— REQUEST —
Using the listing below, please gather every line containing the word "pieni".
- - - - - - -
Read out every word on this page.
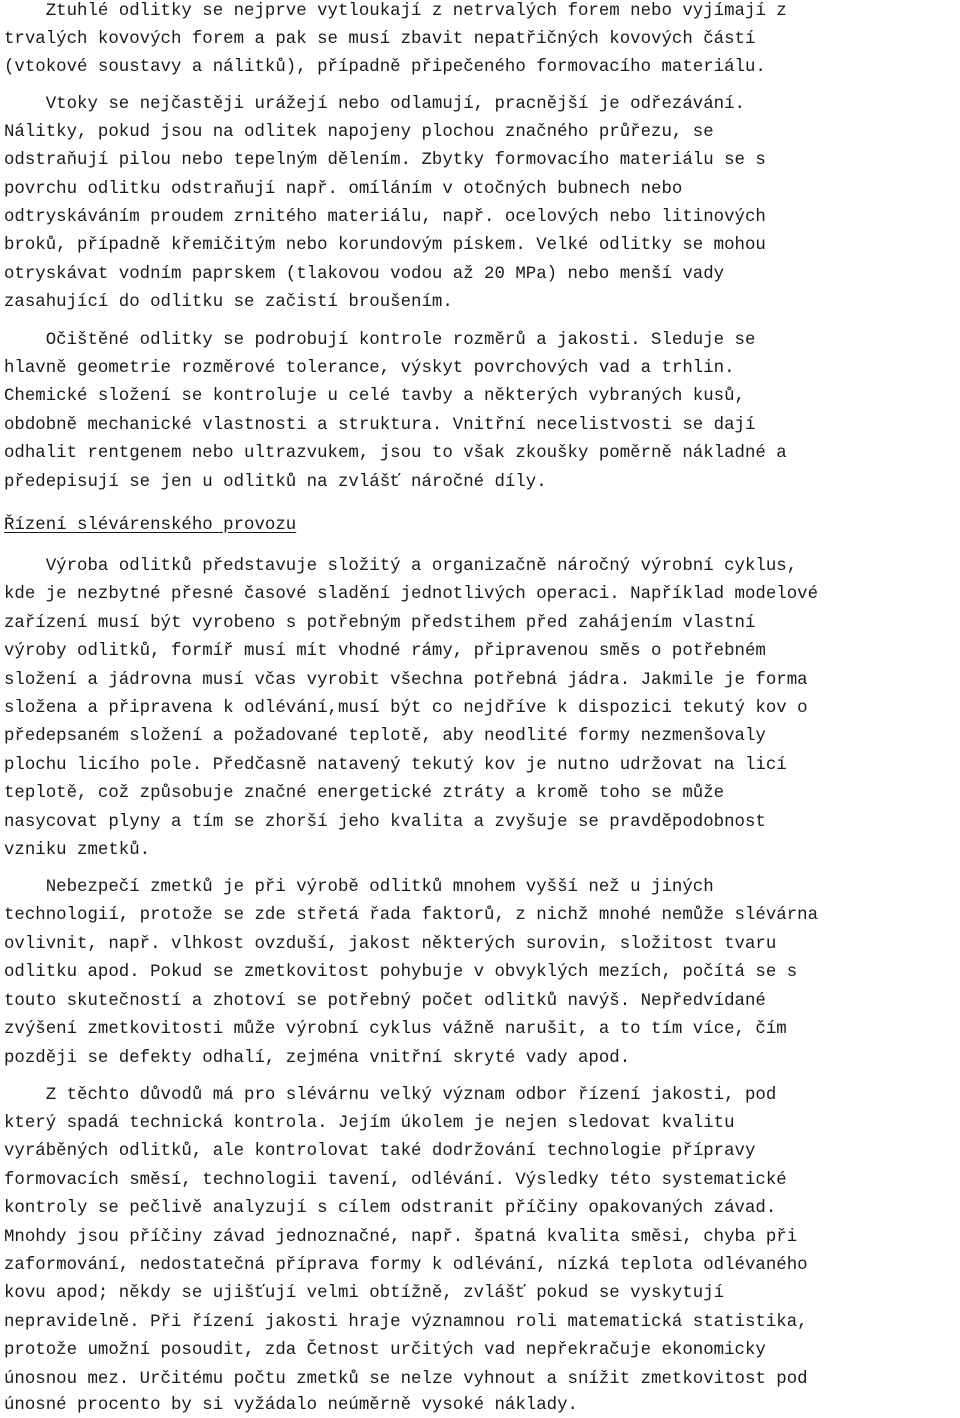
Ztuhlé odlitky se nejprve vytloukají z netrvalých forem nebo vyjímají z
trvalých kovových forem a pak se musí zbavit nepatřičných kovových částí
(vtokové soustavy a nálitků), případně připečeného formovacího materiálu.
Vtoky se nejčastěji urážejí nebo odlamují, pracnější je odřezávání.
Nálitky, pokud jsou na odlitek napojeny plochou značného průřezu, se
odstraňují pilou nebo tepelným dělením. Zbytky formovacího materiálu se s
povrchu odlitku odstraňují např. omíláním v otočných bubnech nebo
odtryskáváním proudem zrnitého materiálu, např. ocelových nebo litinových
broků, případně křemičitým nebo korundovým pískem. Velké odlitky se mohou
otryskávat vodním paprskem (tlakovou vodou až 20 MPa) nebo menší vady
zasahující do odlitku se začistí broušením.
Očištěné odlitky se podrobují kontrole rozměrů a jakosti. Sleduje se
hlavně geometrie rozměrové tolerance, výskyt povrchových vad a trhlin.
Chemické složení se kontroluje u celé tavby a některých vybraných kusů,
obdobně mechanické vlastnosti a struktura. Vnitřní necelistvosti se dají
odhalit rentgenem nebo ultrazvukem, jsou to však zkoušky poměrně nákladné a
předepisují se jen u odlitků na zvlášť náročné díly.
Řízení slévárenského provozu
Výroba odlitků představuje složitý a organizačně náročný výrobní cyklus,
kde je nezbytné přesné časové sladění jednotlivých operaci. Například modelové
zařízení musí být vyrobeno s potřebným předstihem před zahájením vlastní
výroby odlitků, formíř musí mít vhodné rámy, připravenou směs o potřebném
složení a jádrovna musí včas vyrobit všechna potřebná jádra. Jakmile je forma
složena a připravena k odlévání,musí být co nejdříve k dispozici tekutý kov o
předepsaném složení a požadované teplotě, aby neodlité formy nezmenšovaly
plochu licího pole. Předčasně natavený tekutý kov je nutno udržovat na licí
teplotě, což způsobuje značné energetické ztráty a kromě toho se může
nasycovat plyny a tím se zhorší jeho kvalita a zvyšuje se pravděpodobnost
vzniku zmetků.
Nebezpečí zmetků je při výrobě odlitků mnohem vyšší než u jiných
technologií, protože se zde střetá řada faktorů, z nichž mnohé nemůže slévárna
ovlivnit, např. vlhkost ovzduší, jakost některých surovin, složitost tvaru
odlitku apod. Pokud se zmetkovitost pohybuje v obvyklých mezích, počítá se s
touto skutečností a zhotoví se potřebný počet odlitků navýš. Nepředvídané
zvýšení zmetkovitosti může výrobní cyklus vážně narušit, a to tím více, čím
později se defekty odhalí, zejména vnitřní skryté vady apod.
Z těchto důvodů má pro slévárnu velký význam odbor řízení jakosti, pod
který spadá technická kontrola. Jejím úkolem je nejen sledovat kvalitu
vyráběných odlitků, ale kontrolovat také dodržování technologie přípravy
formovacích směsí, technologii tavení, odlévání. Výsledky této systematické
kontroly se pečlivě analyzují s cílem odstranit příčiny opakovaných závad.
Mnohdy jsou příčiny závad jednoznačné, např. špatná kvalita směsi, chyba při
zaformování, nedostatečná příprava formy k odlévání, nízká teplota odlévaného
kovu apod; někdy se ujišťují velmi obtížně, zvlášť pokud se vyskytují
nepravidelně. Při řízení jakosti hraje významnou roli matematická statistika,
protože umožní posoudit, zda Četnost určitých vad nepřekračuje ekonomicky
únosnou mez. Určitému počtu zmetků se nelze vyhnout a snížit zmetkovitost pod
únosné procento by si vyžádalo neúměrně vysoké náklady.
- - - - - - -
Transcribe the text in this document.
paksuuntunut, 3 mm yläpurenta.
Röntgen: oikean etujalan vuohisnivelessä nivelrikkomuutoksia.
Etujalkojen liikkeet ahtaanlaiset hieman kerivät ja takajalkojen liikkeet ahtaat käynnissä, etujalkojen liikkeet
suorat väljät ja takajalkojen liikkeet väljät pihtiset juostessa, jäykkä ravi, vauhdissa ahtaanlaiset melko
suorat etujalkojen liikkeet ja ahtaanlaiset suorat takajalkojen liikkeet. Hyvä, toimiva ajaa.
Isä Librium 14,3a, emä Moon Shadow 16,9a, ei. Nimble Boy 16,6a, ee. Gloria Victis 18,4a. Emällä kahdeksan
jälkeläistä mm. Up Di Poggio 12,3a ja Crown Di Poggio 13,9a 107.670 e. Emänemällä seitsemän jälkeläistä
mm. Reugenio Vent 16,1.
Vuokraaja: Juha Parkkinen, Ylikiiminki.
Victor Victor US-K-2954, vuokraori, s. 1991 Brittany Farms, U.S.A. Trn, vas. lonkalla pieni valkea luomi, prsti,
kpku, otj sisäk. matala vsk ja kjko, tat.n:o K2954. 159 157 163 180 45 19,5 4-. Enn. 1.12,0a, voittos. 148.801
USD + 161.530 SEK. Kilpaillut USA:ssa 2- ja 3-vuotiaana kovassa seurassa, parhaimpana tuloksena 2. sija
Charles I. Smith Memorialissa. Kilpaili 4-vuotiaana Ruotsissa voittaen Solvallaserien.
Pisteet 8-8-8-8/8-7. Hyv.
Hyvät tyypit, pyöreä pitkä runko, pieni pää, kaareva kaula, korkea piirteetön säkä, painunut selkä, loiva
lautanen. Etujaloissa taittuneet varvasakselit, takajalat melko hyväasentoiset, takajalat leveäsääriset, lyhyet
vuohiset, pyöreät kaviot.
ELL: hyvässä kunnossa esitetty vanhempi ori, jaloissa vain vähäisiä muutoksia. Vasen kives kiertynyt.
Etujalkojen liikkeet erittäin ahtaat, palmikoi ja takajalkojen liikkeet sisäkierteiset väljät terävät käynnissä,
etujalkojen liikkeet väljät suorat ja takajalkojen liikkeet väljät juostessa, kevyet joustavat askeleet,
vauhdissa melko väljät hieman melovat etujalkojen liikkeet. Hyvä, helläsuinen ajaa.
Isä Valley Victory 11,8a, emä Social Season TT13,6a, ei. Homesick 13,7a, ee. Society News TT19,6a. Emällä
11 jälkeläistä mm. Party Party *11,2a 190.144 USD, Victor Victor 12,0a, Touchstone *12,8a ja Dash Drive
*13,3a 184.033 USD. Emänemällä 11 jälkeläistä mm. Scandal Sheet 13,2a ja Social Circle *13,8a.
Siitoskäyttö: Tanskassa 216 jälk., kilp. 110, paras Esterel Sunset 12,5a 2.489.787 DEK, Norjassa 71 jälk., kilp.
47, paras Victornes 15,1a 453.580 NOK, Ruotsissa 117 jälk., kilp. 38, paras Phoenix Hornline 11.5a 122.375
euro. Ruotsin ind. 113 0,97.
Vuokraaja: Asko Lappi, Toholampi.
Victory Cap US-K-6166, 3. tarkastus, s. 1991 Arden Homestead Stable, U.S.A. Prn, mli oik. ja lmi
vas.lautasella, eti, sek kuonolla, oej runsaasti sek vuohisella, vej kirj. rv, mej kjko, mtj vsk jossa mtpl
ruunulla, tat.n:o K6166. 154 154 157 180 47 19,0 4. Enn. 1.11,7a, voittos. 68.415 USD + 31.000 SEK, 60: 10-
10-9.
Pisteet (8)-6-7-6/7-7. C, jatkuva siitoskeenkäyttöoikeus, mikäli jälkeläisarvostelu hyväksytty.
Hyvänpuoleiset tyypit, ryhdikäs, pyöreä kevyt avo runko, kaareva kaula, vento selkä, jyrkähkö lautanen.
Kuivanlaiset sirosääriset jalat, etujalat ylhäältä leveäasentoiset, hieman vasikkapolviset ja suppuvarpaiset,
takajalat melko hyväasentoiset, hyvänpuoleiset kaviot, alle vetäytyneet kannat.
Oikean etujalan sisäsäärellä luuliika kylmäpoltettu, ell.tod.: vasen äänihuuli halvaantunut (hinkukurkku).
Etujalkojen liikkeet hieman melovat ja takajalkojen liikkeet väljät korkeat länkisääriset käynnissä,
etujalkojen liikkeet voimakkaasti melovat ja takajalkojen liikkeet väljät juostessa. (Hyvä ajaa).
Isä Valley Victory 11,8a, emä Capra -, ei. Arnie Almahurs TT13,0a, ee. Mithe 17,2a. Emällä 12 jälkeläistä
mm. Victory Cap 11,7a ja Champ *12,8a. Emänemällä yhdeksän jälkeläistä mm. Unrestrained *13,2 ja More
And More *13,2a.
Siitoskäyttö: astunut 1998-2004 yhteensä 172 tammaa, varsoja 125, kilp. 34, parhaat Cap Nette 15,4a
- - - - - - -
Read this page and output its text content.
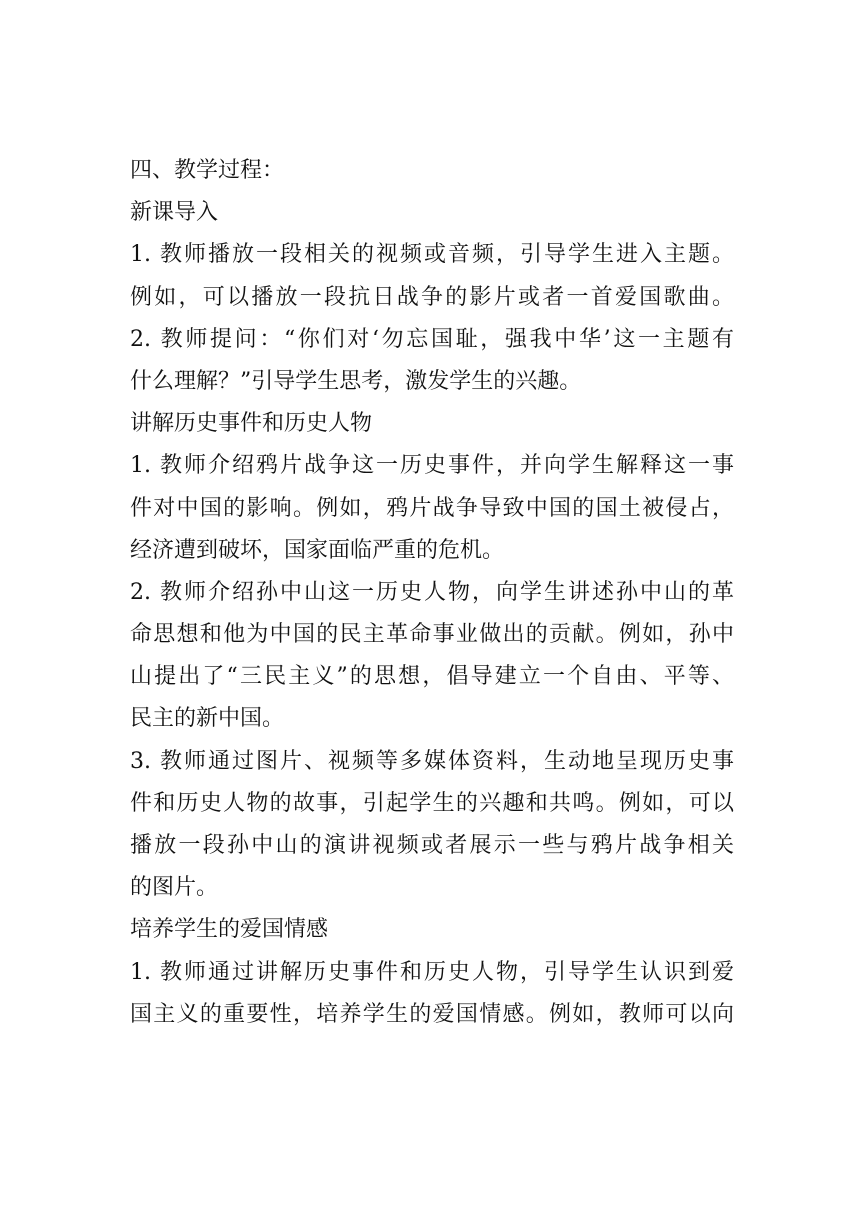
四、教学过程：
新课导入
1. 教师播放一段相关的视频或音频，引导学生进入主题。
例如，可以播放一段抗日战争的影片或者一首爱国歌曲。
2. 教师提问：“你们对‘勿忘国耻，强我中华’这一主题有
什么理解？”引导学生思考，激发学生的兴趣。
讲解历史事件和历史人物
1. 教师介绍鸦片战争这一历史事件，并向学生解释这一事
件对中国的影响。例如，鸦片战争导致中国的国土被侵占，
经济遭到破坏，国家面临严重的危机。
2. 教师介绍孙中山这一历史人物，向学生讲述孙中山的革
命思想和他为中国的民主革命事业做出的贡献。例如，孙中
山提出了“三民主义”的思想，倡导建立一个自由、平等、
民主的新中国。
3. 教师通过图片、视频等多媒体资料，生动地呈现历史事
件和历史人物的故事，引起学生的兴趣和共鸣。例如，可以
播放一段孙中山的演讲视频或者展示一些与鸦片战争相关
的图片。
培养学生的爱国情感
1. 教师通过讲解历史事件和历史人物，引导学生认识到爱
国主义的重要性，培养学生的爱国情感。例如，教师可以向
- - - - - - -
— SOLUTION —
Victor Victor US-K-2954, vuokraori, s. 1991 Brittany Farms, U.S.A. Trn, vas. lonkalla pieni valkea luomi, prsti,
Hyvät tyypit, pyöreä pitkä runko, pieni pää, kaareva kaula, korkea piirteetön säkä, painunut selkä, loiva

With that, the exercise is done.